> Aim: Give back every line exactly as it appears, pictures excluded.
☆ ☆ ☆ ☆
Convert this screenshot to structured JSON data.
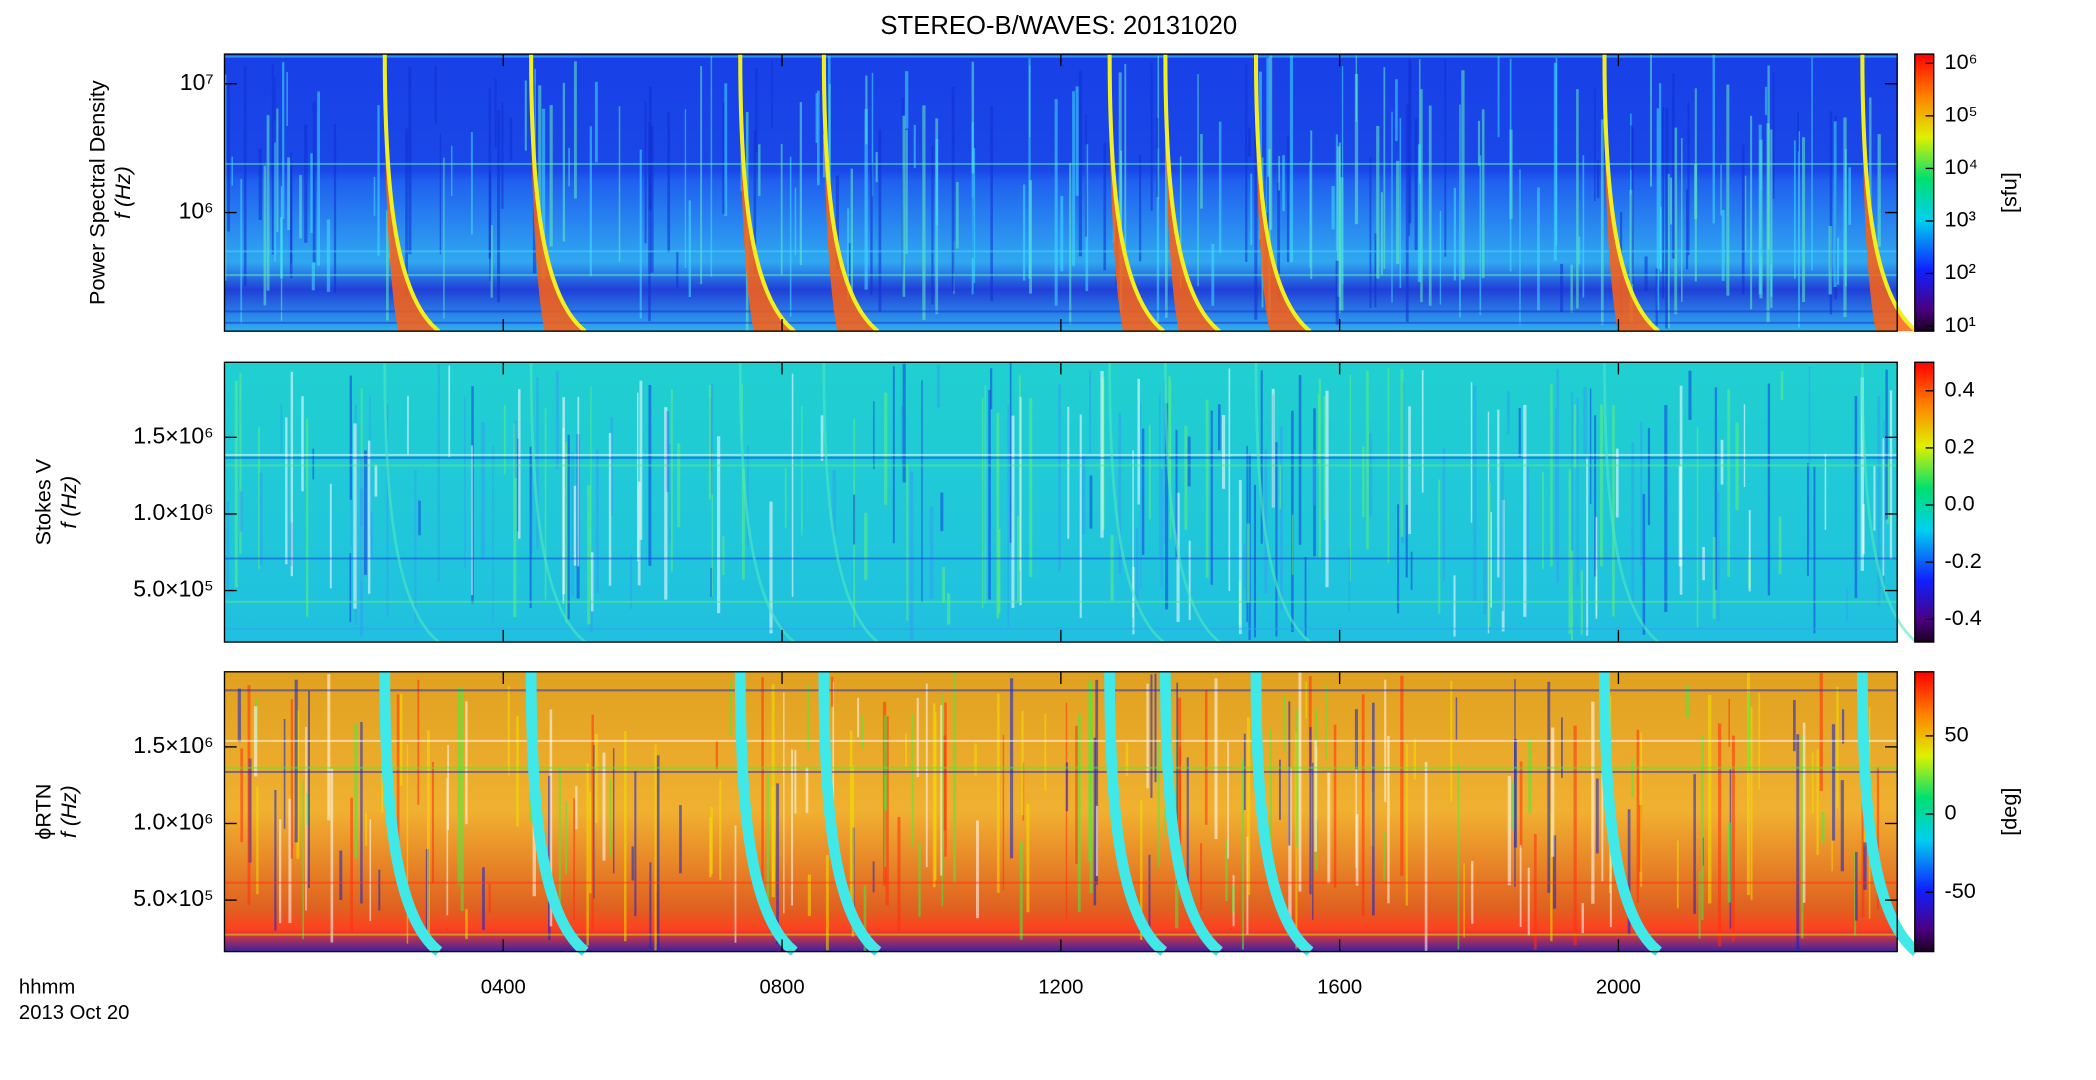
{
  "title": "STEREO-B/WAVES: 20131020",
  "x_axis": {
    "label": "hhmm",
    "date": "2013 Oct 20",
    "xlim": [
      0,
      24
    ],
    "xticks": [
      {
        "value": 4,
        "label": "0400"
      },
      {
        "value": 8,
        "label": "0800"
      },
      {
        "value": 12,
        "label": "1200"
      },
      {
        "value": 16,
        "label": "1600"
      },
      {
        "value": 20,
        "label": "2000"
      }
    ]
  },
  "chart_data": [
    {
      "type": "spectrogram",
      "y_label": [
        "Power Spectral Density",
        "f (Hz)"
      ],
      "log_y": true,
      "ylim": [
        120000,
        17000000
      ],
      "yticks": [
        {
          "value": 1000000,
          "label": "10⁶"
        },
        {
          "value": 10000000,
          "label": "10⁷"
        }
      ],
      "colorbar": {
        "label": "[sfu]",
        "log": true,
        "clim": [
          8,
          1500000
        ],
        "ticks": [
          {
            "value": 10,
            "label": "10¹"
          },
          {
            "value": 100,
            "label": "10²"
          },
          {
            "value": 1000,
            "label": "10³"
          },
          {
            "value": 10000,
            "label": "10⁴"
          },
          {
            "value": 100000,
            "label": "10⁵"
          },
          {
            "value": 1000000,
            "label": "10⁶"
          }
        ]
      }
    },
    {
      "type": "spectrogram",
      "y_label": [
        "Stokes V",
        "f (Hz)"
      ],
      "log_y": false,
      "ylim": [
        164000,
        1990000
      ],
      "yticks": [
        {
          "value": 500000,
          "label": "5.0×10⁵"
        },
        {
          "value": 1000000,
          "label": "1.0×10⁶"
        },
        {
          "value": 1500000,
          "label": "1.5×10⁶"
        }
      ],
      "colorbar": {
        "log": false,
        "clim": [
          -0.48,
          0.5
        ],
        "ticks": [
          {
            "value": -0.4,
            "label": "-0.4"
          },
          {
            "value": -0.2,
            "label": "-0.2"
          },
          {
            "value": 0,
            "label": "0.0"
          },
          {
            "value": 0.2,
            "label": "0.2"
          },
          {
            "value": 0.4,
            "label": "0.4"
          }
        ]
      }
    },
    {
      "type": "spectrogram",
      "y_label": [
        "ϕRTN",
        "f (Hz)"
      ],
      "log_y": false,
      "ylim": [
        164000,
        1990000
      ],
      "yticks": [
        {
          "value": 500000,
          "label": "5.0×10⁵"
        },
        {
          "value": 1000000,
          "label": "1.0×10⁶"
        },
        {
          "value": 1500000,
          "label": "1.5×10⁶"
        }
      ],
      "colorbar": {
        "label": "[deg]",
        "log": false,
        "clim": [
          -88,
          91
        ],
        "ticks": [
          -50,
          0,
          50
        ]
      }
    }
  ]
}
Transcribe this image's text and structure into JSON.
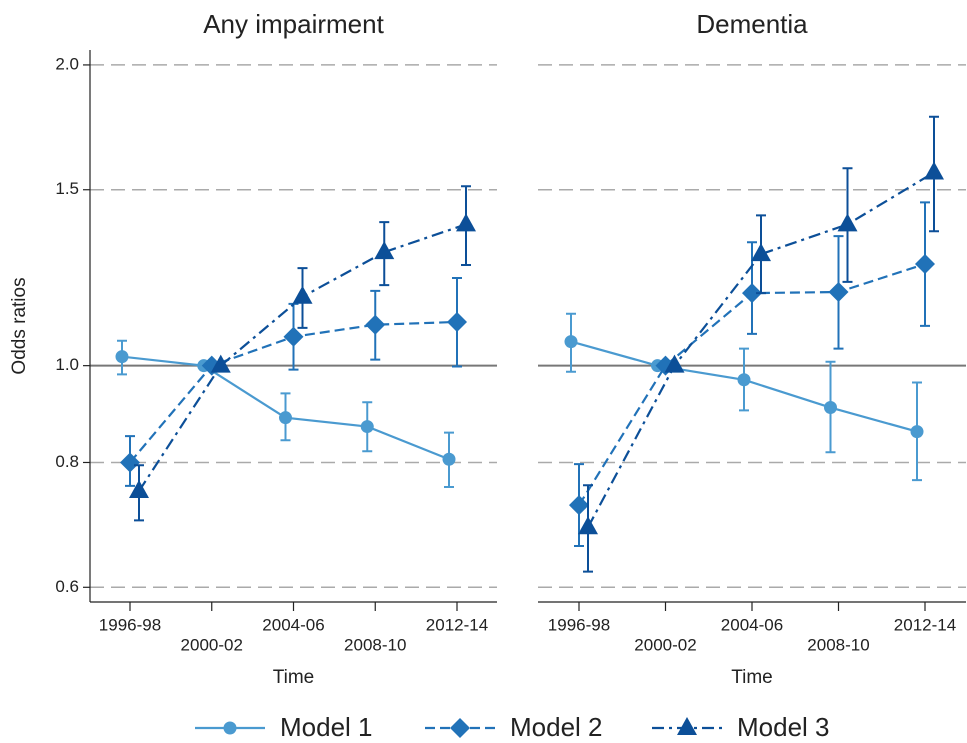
{
  "chart_data": [
    {
      "type": "line",
      "title": "Any impairment",
      "ylabel": "Odds ratios",
      "xlabel": "Time",
      "log_y": true,
      "categories": [
        "1996-98",
        "2000-02",
        "2004-06",
        "2008-10",
        "2012-14"
      ],
      "ylim": [
        0.58,
        2.07
      ],
      "yticks": [
        0.6,
        0.8,
        {
          "value": 1,
          "label": "1.0"
        },
        1.5,
        {
          "value": 2,
          "label": "2.0"
        }
      ],
      "hline": 1,
      "grid": true,
      "series": [
        {
          "name": "Model 1",
          "color": "#4a9ad0",
          "marker": "circle",
          "dash": "solid",
          "values": [
            1.021,
            1.0,
            0.887,
            0.869,
            0.806
          ],
          "lower": [
            0.98,
            null,
            0.842,
            0.821,
            0.756
          ],
          "upper": [
            1.059,
            null,
            0.938,
            0.919,
            0.857
          ]
        },
        {
          "name": "Model 2",
          "color": "#2172b8",
          "marker": "diamond",
          "dash": "dashed",
          "values": [
            0.8,
            1.0,
            1.069,
            1.099,
            1.106
          ],
          "lower": [
            0.758,
            null,
            0.991,
            1.014,
            0.998
          ],
          "upper": [
            0.85,
            null,
            1.153,
            1.188,
            1.224
          ]
        },
        {
          "name": "Model 3",
          "color": "#0c4f98",
          "marker": "triangle",
          "dash": "dashdot",
          "values": [
            0.749,
            1.0,
            1.172,
            1.299,
            1.385
          ],
          "lower": [
            0.7,
            null,
            1.091,
            1.204,
            1.261
          ],
          "upper": [
            0.795,
            null,
            1.252,
            1.392,
            1.512
          ]
        }
      ]
    },
    {
      "type": "line",
      "title": "Dementia",
      "xlabel": "Time",
      "log_y": true,
      "categories": [
        "1996-98",
        "2000-02",
        "2004-06",
        "2008-10",
        "2012-14"
      ],
      "ylim": [
        0.58,
        2.07
      ],
      "yticks": [
        0.6,
        0.8,
        {
          "value": 1,
          "label": "1.0"
        },
        1.5,
        {
          "value": 2,
          "label": "2.0"
        }
      ],
      "hline": 1,
      "grid": true,
      "series": [
        {
          "color": "#4a9ad0",
          "marker": "circle",
          "dash": "solid",
          "values": [
            1.057,
            1.0,
            0.968,
            0.908,
            0.859
          ],
          "lower": [
            0.986,
            null,
            0.902,
            0.819,
            0.768
          ],
          "upper": [
            1.127,
            null,
            1.04,
            1.009,
            0.962
          ]
        },
        {
          "color": "#2172b8",
          "marker": "diamond",
          "dash": "dashed",
          "values": [
            0.725,
            1.0,
            1.182,
            1.185,
            1.264
          ],
          "lower": [
            0.66,
            null,
            1.076,
            1.04,
            1.096
          ],
          "upper": [
            0.797,
            null,
            1.329,
            1.348,
            1.457
          ]
        },
        {
          "color": "#0c4f98",
          "marker": "triangle",
          "dash": "dashdot",
          "values": [
            0.689,
            1.0,
            1.293,
            1.385,
            1.561
          ],
          "lower": [
            0.622,
            null,
            1.182,
            1.213,
            1.363
          ],
          "upper": [
            0.759,
            null,
            1.414,
            1.576,
            1.775
          ]
        }
      ]
    }
  ]
}
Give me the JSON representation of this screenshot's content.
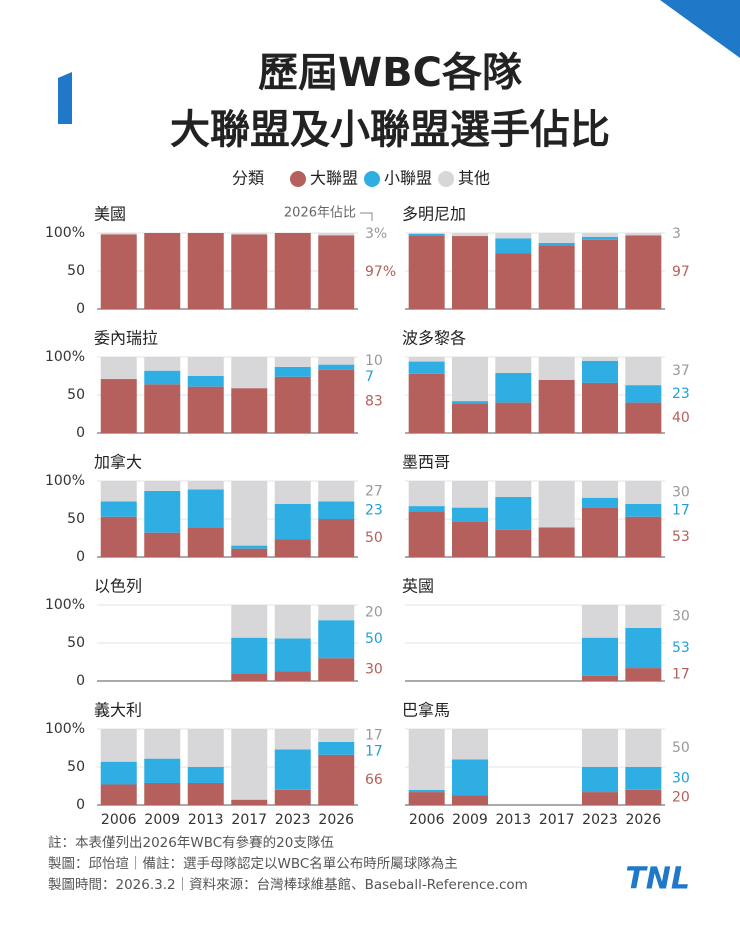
☆ ☆ ☆ ☆
> Result for this task:
Convert this screenshot to structured JSON data.
{
  "title": "STEREO-B/WAVES: 20131020",
  "x_axis": {
    "label": "hhmm",
    "date": "2013 Oct 20",
    "xlim": [
      0,
      24
    ],
    "xticks": [
      {
        "value": 4,
        "label": "0400"
      },
      {
        "value": 8,
        "label": "0800"
      },
      {
        "value": 12,
        "label": "1200"
      },
      {
        "value": 16,
        "label": "1600"
      },
      {
        "value": 20,
        "label": "2000"
      }
    ]
  },
  "chart_data": [
    {
      "type": "spectrogram",
      "y_label": [
        "Power Spectral Density",
        "f (Hz)"
      ],
      "log_y": true,
      "ylim": [
        120000,
        17000000
      ],
      "yticks": [
        {
          "value": 1000000,
          "label": "10⁶"
        },
        {
          "value": 10000000,
          "label": "10⁷"
        }
      ],
      "colorbar": {
        "label": "[sfu]",
        "log": true,
        "clim": [
          8,
          1500000
        ],
        "ticks": [
          {
            "value": 10,
            "label": "10¹"
          },
          {
            "value": 100,
            "label": "10²"
          },
          {
            "value": 1000,
            "label": "10³"
          },
          {
            "value": 10000,
            "label": "10⁴"
          },
          {
            "value": 100000,
            "label": "10⁵"
          },
          {
            "value": 1000000,
            "label": "10⁶"
          }
        ]
      }
    },
    {
      "type": "spectrogram",
      "y_label": [
        "Stokes V",
        "f (Hz)"
      ],
      "log_y": false,
      "ylim": [
        164000,
        1990000
      ],
      "yticks": [
        {
          "value": 500000,
          "label": "5.0×10⁵"
        },
        {
          "value": 1000000,
          "label": "1.0×10⁶"
        },
        {
          "value": 1500000,
          "label": "1.5×10⁶"
        }
      ],
      "colorbar": {
        "log": false,
        "clim": [
          -0.48,
          0.5
        ],
        "ticks": [
          {
            "value": -0.4,
            "label": "-0.4"
          },
          {
            "value": -0.2,
            "label": "-0.2"
          },
          {
            "value": 0,
            "label": "0.0"
          },
          {
            "value": 0.2,
            "label": "0.2"
          },
          {
            "value": 0.4,
            "label": "0.4"
          }
        ]
      }
    },
    {
      "type": "spectrogram",
      "y_label": [
        "ϕRTN",
        "f (Hz)"
      ],
      "log_y": false,
      "ylim": [
        164000,
        1990000
      ],
      "yticks": [
        {
          "value": 500000,
          "label": "5.0×10⁵"
        },
        {
          "value": 1000000,
          "label": "1.0×10⁶"
        },
        {
          "value": 1500000,
          "label": "1.5×10⁶"
        }
      ],
      "colorbar": {
        "label": "[deg]",
        "log": false,
        "clim": [
          -88,
          91
        ],
        "ticks": [
          -50,
          0,
          50
        ]
      }
    }
  ]
}
Transcribe this image's text and structure into JSON.
{
  "chart_data": [
    {
      "type": "line",
      "title": "Any impairment",
      "ylabel": "Odds ratios",
      "xlabel": "Time",
      "log_y": true,
      "categories": [
        "1996-98",
        "2000-02",
        "2004-06",
        "2008-10",
        "2012-14"
      ],
      "ylim": [
        0.58,
        2.07
      ],
      "yticks": [
        0.6,
        0.8,
        {
          "value": 1,
          "label": "1.0"
        },
        1.5,
        {
          "value": 2,
          "label": "2.0"
        }
      ],
      "hline": 1,
      "grid": true,
      "series": [
        {
          "name": "Model 1",
          "color": "#4a9ad0",
          "marker": "circle",
          "dash": "solid",
          "values": [
            1.021,
            1.0,
            0.887,
            0.869,
            0.806
          ],
          "lower": [
            0.98,
            null,
            0.842,
            0.821,
            0.756
          ],
          "upper": [
            1.059,
            null,
            0.938,
            0.919,
            0.857
          ]
        },
        {
          "name": "Model 2",
          "color": "#2172b8",
          "marker": "diamond",
          "dash": "dashed",
          "values": [
            0.8,
            1.0,
            1.069,
            1.099,
            1.106
          ],
          "lower": [
            0.758,
            null,
            0.991,
            1.014,
            0.998
          ],
          "upper": [
            0.85,
            null,
            1.153,
            1.188,
            1.224
          ]
        },
        {
          "name": "Model 3",
          "color": "#0c4f98",
          "marker": "triangle",
          "dash": "dashdot",
          "values": [
            0.749,
            1.0,
            1.172,
            1.299,
            1.385
          ],
          "lower": [
            0.7,
            null,
            1.091,
            1.204,
            1.261
          ],
          "upper": [
            0.795,
            null,
            1.252,
            1.392,
            1.512
          ]
        }
      ]
    },
    {
      "type": "line",
      "title": "Dementia",
      "xlabel": "Time",
      "log_y": true,
      "categories": [
        "1996-98",
        "2000-02",
        "2004-06",
        "2008-10",
        "2012-14"
      ],
      "ylim": [
        0.58,
        2.07
      ],
      "yticks": [
        0.6,
        0.8,
        {
          "value": 1,
          "label": "1.0"
        },
        1.5,
        {
          "value": 2,
          "label": "2.0"
        }
      ],
      "hline": 1,
      "grid": true,
      "series": [
        {
          "color": "#4a9ad0",
          "marker": "circle",
          "dash": "solid",
          "values": [
            1.057,
            1.0,
            0.968,
            0.908,
            0.859
          ],
          "lower": [
            0.986,
            null,
            0.902,
            0.819,
            0.768
          ],
          "upper": [
            1.127,
            null,
            1.04,
            1.009,
            0.962
          ]
        },
        {
          "color": "#2172b8",
          "marker": "diamond",
          "dash": "dashed",
          "values": [
            0.725,
            1.0,
            1.182,
            1.185,
            1.264
          ],
          "lower": [
            0.66,
            null,
            1.076,
            1.04,
            1.096
          ],
          "upper": [
            0.797,
            null,
            1.329,
            1.348,
            1.457
          ]
        },
        {
          "color": "#0c4f98",
          "marker": "triangle",
          "dash": "dashdot",
          "values": [
            0.689,
            1.0,
            1.293,
            1.385,
            1.561
          ],
          "lower": [
            0.622,
            null,
            1.182,
            1.213,
            1.363
          ],
          "upper": [
            0.759,
            null,
            1.414,
            1.576,
            1.775
          ]
        }
      ]
    }
  ]
}
Give me the JSON representation of this screenshot's content.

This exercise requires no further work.